* START *
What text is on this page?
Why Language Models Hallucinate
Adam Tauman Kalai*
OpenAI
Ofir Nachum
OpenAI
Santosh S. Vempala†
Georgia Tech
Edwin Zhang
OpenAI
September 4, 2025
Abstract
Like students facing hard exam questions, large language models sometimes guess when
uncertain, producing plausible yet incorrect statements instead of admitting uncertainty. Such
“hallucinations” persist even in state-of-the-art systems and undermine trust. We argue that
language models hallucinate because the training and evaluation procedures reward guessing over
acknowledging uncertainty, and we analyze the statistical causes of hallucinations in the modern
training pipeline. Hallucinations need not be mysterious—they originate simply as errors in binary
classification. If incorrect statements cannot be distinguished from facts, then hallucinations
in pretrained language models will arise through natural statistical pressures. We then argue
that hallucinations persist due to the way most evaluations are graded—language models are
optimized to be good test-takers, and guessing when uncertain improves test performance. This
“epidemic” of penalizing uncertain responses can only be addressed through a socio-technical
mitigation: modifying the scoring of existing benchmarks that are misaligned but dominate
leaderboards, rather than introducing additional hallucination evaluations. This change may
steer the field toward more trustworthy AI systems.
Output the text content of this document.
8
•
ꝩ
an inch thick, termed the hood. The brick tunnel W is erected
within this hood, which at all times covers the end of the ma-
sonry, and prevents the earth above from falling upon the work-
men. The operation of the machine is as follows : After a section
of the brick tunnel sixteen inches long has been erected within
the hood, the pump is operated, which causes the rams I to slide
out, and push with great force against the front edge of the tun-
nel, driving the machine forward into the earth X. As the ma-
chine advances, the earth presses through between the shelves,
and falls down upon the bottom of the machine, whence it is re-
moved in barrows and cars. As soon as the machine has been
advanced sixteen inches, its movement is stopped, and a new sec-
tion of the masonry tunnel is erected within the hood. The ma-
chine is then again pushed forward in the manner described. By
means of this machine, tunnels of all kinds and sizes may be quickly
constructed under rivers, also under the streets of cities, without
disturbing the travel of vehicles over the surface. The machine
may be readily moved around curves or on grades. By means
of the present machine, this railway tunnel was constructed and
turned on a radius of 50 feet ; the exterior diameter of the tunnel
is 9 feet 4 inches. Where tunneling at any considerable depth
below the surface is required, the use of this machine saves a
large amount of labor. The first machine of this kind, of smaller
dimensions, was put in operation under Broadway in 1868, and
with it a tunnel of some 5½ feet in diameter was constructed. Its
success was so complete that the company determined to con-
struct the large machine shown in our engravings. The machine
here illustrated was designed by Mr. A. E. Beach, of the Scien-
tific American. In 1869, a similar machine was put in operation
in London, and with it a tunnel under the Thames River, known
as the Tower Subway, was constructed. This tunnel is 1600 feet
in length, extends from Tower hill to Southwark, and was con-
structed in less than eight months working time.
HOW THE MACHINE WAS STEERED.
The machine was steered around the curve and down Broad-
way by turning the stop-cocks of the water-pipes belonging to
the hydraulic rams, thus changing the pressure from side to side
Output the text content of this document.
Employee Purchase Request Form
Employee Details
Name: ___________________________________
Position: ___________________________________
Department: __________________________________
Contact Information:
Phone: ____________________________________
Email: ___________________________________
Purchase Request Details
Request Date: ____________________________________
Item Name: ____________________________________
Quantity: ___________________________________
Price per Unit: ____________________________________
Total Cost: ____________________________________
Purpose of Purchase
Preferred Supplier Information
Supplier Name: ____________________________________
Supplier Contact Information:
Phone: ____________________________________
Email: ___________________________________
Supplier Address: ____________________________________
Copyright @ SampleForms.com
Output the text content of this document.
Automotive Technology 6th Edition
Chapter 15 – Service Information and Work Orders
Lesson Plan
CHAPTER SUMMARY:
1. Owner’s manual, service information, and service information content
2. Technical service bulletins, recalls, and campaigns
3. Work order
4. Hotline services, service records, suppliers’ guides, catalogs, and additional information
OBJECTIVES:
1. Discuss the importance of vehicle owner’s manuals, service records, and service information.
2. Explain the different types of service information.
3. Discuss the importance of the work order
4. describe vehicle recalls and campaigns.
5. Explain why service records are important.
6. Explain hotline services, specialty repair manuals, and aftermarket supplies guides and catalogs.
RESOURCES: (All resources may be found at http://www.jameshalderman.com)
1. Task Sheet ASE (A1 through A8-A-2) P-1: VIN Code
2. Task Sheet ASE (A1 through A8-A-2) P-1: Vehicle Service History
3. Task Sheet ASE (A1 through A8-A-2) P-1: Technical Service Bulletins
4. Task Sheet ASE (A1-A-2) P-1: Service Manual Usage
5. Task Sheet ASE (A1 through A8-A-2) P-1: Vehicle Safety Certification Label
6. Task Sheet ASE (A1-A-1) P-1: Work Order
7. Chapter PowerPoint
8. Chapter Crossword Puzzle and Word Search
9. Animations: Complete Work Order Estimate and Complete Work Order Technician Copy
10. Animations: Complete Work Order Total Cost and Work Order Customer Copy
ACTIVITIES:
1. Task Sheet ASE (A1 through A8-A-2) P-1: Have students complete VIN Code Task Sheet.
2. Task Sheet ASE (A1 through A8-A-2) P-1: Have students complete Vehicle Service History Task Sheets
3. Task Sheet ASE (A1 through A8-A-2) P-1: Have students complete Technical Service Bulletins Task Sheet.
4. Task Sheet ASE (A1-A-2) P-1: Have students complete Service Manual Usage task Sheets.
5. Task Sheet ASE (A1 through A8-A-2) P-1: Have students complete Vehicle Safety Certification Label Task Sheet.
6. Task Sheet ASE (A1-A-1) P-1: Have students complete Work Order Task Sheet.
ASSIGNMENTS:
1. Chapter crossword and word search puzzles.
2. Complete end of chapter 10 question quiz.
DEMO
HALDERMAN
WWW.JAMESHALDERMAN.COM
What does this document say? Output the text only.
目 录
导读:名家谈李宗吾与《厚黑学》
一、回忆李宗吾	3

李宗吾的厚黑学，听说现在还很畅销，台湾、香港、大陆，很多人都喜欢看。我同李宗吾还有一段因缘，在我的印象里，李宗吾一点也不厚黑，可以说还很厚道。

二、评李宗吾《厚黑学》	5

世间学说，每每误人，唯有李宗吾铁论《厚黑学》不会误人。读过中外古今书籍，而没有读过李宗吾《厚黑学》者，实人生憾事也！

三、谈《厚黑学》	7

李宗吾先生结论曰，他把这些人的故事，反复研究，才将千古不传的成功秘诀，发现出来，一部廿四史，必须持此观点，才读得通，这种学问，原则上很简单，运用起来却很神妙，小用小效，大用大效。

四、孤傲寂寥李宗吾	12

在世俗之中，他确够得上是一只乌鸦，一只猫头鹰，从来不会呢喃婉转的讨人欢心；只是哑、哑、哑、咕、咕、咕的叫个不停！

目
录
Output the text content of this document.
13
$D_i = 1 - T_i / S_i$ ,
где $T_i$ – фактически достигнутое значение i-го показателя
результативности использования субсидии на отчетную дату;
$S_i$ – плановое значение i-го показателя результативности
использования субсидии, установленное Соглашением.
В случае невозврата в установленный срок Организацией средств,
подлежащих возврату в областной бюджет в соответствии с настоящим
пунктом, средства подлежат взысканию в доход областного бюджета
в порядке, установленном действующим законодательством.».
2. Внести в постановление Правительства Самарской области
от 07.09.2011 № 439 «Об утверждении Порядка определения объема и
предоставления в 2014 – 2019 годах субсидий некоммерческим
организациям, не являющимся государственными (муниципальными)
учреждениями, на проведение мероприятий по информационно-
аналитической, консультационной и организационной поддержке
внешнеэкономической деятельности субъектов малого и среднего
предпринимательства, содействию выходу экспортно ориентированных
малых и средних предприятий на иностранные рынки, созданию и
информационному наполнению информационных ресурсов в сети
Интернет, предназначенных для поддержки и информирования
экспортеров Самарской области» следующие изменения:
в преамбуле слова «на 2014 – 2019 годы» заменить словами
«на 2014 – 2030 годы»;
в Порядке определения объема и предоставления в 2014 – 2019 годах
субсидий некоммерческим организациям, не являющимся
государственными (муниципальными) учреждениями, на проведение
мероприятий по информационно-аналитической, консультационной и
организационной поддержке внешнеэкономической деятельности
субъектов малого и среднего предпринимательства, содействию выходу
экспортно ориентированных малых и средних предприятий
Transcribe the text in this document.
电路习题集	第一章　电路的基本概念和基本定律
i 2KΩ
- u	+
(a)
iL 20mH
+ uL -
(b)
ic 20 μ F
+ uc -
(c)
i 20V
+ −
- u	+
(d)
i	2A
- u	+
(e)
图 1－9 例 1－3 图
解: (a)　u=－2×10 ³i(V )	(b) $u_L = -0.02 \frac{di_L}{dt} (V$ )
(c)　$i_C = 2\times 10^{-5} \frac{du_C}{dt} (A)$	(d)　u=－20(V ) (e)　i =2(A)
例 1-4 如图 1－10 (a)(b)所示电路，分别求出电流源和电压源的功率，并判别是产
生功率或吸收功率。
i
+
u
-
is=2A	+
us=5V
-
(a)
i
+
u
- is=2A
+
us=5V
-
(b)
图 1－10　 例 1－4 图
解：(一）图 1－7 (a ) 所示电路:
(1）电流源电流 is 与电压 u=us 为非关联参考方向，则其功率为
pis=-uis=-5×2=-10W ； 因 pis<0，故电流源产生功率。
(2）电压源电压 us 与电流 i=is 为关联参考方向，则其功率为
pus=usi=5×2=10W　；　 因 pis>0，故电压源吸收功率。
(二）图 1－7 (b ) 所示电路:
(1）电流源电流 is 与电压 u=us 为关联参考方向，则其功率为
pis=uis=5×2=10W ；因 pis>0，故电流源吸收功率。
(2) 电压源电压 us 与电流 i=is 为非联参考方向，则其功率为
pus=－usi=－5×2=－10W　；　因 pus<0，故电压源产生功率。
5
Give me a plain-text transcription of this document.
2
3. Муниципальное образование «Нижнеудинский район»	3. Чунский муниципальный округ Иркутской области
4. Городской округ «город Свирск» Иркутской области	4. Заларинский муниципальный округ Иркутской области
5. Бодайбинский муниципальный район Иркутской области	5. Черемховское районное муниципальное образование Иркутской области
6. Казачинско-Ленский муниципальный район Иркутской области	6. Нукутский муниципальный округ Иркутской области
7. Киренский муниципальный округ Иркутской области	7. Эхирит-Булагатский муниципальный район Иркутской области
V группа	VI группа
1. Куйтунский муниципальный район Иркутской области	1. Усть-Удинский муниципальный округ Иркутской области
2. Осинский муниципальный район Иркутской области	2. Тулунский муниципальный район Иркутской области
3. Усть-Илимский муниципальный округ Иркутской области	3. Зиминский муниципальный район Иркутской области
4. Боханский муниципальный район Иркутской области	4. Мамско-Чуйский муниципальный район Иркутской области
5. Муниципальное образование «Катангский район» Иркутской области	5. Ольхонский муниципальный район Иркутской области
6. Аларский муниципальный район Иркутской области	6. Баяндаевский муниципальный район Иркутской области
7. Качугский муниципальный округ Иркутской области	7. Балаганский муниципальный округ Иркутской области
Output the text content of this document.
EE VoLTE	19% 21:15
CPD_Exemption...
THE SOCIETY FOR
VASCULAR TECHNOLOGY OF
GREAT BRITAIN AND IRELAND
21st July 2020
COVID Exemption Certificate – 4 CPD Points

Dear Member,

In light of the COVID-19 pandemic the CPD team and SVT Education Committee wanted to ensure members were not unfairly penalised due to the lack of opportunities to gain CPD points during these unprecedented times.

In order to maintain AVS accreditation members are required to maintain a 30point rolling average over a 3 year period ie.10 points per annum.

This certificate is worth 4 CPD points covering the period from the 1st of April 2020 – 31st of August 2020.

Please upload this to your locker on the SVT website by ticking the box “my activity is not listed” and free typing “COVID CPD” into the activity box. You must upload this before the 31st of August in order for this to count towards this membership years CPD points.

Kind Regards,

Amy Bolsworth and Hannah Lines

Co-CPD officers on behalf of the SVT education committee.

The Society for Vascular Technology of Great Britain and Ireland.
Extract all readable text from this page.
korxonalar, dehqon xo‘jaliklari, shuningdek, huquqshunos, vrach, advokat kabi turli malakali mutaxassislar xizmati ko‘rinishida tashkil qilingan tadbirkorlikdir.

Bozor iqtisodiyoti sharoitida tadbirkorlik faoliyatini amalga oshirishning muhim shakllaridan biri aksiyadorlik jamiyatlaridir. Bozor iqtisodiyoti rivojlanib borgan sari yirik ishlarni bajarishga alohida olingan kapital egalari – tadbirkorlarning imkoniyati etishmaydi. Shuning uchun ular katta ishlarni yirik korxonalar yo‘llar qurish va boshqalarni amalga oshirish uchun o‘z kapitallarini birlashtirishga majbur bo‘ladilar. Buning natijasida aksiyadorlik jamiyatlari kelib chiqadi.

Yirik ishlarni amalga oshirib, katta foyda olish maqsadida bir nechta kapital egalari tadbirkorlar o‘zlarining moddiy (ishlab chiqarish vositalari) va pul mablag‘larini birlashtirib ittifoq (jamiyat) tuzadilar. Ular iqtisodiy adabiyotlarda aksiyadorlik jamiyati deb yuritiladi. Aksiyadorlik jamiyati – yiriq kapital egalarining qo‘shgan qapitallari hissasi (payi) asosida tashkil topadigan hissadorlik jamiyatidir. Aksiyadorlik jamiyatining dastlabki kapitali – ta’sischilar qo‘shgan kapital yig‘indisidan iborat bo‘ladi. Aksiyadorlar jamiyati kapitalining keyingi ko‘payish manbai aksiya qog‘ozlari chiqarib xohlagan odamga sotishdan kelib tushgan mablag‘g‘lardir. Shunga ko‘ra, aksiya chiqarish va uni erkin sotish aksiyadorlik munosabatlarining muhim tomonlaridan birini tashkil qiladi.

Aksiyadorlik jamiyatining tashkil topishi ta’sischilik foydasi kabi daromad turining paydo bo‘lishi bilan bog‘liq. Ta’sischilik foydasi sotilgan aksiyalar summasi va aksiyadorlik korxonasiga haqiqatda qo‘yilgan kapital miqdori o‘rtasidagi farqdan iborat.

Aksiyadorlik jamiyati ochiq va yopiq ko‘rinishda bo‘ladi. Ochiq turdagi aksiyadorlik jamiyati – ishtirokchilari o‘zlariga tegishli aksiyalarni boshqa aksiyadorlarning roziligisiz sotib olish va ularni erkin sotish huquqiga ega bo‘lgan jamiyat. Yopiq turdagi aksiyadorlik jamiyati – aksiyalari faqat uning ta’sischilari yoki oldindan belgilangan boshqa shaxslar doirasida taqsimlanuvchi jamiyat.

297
* END *
• [Work to be completed]: Gather every line from the listing above in which the word "содействию" appears.

• [Response]:
предпринимательства, содействию выходу экспортно ориентированных
субъектов малого и среднего предпринимательства, содействию выходу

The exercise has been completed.